→ **Work order A**
Answer these questions from the Avengers World #1 review. Please mark each answer to match its question.
(i) Which artist makes the issue look impressive?
(ii) What star rating does the issue earn overall?
(iii) In which issue were Wolverine and Spider-Ock kicked out of the Avengers?
→ **Work order B**
Copy the passage of the Avengers World #1 review starting with "Once upon a" and going on through "are still alive.", renaming "Matthew" to "Matt" throughout.

→ **Extracted text**
The previous volume of Avengers did a great job of rotating heroes in and out, but this issue gives us no fewer than sixteen Avengers in play at once, to interesting effect.  Most notable is the lack of Iron Man and Spider-Man (although Manifold and Captain Universe are also out of play this issue, making me wonder if they died horribly somewhere), strong personalities that shift the book a little bit, as does the decision to keep Captain America and The Hulk in overseer roles for this story.  What we end up with are strong moments from Smasher, Shang-Chi, Hawkeye and even Nightmask, with a nice balance of action, suspense and a little of the old fighty-fighty.  The downside of it all is that, by the end of the issue, we’ve only gotten a taste of the various threats that are facing our team, leaving us with a number of cliffhangers and the world burning down.  With the addition of collaborator Nick Spencer, my worry that the big mysteries don’t actually have answers has been magnified a little bit, something that I admit is probably my own bias based on his work in ‘Morning Glories’ and elsewhere.  The use of characters and plot-progressions from all over the Marvel Universe works to the story’s advantage, and artist Stefano Caselli makes it all look impressive from top to bottom.  Especially lovely is a scene of a giant dragon raising his head out of the earth, with an entire island nation balanced on top of his monstrous head, but Caselli’s subtleties are noticeable throughout the issue (such as the beautiful page where Thor, Hyperion and Captain Marvel arrive to save the day, taking the perspective of the poor, screaming humans reaching up to them for salvation.)


It is tough to make an issue that feels believable in terms of conflict, but still has sufficient threat-level to challenge a team with a Norse god, a couple of living suns, three alien-ish powerhouses, an immortal soldier, the greatest combatant on Earth, and 40% of the founding New Mutants, but Spencer and Hickman deliver a tale that hits the mark.  Artistically, this issue is a lovely affair, with everyone looking great, and even Maria Hill getting some nice dialogue, supporting the example set by her movie counterpart.  In short, Avengers World #1 works as a #1, it works as a story, and it showcases a lot of Avengers doing a lot of various Avengery things, earning a solid 4.5 out of 5 stars overall.


About Author

Once upon a time, there was a young nerd from the Midwest, who loved Matter-Eater Lad and the McKenzie Brothers... If pop culture were a maze, Matthew would be the Minotaur at its center. Were it a mall, he'd be the Food Court. Were it a parking lot, he’d be the distant Cart Corral where the weird kids gather to smoke, but that’s not important right now... Matthew enjoys body surfing (so long as the bodies are fresh), writing in the third person, and dark-eyed women. Amongst his weaponry are such diverse elements as: Fear! Surprise! Ruthless efficiency! An almost fanatical devotion to pop culture! And a nice red uniform.


  1. Wolverine and Spider-Ock got kicked out of the Avengers because Logan lost his healing factor and Spidey is to unstable. It happened in Avengers #24.

    Manifold and Capt. Universe are still alive.

  2. For all the inspiration from LOST, Morning Glories has been remarkably good at delivering answers. I’m not sure why you do not trust Nick Spencer on that department.

→ **Record excerpts**
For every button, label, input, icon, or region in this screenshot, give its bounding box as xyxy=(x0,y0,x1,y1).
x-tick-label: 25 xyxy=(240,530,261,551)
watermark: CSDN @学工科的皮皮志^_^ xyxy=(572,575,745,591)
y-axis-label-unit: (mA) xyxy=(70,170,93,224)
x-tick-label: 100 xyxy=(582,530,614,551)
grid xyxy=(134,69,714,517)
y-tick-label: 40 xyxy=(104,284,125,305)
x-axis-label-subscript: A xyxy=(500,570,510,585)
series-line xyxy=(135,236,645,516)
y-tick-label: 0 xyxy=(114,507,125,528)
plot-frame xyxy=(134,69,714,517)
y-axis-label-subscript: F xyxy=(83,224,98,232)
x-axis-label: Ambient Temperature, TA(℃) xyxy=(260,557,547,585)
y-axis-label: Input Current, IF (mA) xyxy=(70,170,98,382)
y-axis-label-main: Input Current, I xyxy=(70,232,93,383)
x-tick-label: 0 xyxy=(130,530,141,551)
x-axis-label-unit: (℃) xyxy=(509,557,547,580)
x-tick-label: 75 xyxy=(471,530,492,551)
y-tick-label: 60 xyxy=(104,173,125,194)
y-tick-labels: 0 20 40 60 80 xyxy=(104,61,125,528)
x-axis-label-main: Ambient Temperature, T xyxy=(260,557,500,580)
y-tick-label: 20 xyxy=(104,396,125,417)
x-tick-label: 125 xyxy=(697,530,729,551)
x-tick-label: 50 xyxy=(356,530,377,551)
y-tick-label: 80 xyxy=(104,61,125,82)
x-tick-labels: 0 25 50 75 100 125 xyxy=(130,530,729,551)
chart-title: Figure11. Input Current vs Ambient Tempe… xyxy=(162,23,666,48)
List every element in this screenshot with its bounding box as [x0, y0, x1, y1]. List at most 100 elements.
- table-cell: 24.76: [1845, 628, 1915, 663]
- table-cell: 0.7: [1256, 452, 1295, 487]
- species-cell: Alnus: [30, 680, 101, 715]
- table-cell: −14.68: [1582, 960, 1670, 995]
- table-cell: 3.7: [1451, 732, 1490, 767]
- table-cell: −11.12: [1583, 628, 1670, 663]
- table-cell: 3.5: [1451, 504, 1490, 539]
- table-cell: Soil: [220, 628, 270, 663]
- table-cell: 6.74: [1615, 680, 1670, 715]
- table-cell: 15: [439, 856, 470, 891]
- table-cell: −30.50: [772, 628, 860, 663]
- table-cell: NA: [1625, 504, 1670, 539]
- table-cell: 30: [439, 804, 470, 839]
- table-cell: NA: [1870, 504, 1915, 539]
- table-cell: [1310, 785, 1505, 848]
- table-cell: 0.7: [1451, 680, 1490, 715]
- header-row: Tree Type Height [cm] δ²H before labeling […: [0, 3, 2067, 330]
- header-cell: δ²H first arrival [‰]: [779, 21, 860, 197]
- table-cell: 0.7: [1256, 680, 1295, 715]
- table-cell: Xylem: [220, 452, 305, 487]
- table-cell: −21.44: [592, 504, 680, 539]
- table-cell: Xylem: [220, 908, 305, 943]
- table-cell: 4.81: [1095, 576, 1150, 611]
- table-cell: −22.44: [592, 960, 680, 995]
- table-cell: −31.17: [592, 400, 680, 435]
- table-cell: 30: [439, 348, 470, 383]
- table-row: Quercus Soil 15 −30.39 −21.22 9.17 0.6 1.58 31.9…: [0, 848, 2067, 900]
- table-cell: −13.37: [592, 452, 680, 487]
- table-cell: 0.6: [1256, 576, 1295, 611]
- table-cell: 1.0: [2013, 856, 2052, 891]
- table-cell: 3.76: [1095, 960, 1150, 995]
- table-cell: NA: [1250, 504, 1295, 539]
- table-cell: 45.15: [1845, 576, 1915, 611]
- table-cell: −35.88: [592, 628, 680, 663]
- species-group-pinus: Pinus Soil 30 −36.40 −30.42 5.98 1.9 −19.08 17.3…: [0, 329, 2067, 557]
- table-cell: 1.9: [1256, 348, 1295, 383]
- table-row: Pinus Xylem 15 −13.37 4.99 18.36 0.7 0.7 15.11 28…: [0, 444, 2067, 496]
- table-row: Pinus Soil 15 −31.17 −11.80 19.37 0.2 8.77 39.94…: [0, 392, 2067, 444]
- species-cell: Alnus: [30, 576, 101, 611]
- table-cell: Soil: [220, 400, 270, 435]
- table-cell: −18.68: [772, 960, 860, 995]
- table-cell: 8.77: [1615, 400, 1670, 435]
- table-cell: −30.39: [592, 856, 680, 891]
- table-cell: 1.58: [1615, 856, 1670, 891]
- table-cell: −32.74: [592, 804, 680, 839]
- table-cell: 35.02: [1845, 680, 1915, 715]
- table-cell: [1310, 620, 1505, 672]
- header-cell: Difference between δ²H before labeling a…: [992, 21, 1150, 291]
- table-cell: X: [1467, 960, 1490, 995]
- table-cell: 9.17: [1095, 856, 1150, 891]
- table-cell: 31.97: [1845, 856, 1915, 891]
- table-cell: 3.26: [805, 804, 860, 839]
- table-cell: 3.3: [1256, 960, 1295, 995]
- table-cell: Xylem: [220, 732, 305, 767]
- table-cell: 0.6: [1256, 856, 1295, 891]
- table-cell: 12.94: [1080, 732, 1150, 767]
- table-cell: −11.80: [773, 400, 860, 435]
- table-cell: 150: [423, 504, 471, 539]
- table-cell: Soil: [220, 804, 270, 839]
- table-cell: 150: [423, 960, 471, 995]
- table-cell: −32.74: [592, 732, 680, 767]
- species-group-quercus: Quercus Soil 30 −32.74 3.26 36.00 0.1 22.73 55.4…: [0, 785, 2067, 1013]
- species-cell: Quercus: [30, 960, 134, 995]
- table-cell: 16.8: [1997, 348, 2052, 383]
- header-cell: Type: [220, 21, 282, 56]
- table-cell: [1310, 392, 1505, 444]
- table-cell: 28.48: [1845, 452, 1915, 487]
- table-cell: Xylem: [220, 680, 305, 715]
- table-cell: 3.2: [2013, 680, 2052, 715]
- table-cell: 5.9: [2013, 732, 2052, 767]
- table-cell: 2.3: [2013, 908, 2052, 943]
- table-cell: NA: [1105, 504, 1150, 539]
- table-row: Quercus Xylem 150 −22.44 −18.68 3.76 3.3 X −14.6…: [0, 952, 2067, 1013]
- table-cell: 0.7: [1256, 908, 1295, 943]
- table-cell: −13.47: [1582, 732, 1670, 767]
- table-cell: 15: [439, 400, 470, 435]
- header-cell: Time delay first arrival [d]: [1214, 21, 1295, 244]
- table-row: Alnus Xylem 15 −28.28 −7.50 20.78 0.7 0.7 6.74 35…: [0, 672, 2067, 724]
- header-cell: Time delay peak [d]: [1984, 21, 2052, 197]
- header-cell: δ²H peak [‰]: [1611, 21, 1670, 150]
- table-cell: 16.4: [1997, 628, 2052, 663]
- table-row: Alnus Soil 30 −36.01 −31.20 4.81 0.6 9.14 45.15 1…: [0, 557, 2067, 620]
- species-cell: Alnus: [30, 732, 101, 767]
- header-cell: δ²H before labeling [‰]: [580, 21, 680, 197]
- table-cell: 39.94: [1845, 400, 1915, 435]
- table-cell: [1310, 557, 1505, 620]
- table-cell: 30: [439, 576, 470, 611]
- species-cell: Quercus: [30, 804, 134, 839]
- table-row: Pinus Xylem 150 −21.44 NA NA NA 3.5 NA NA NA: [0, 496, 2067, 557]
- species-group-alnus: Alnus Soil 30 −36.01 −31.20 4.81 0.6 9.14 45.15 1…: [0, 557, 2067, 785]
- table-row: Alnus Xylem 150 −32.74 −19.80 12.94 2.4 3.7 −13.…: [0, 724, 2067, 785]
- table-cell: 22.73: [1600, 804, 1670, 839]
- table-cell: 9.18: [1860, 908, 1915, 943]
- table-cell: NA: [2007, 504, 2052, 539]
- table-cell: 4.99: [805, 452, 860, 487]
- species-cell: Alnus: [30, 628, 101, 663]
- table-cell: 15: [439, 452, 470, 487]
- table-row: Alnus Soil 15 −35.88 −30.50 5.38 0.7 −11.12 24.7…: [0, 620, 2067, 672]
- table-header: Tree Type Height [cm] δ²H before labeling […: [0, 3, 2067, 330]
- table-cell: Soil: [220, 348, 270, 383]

→ **Exercise solution A**
(i) Stefano Caselli
(ii) A solid 4.5 out of 5 stars
(iii) Avengers #24

→ **Exercise solution B**
Once upon a time, there was a young nerd from the Midwest, who loved Matter-Eater Lad and the McKenzie Brothers... If pop culture were a maze, Matt would be the Minotaur at its center. Were it a mall, he'd be the Food Court. Were it a parking lot, he’d be the distant Cart Corral where the weird kids gather to smoke, but that’s not important right now... Matt enjoys body surfing (so long as the bodies are fresh), writing in the third person, and dark-eyed women. Amongst his weaponry are such diverse elements as: Fear! Surprise! Ruthless efficiency! An almost fanatical devotion to pop culture! And a nice red uniform.


  1. Wolverine and Spider-Ock got kicked out of the Avengers because Logan lost his healing factor and Spidey is to unstable. It happened in Avengers #24.

    Manifold and Capt. Universe are still alive.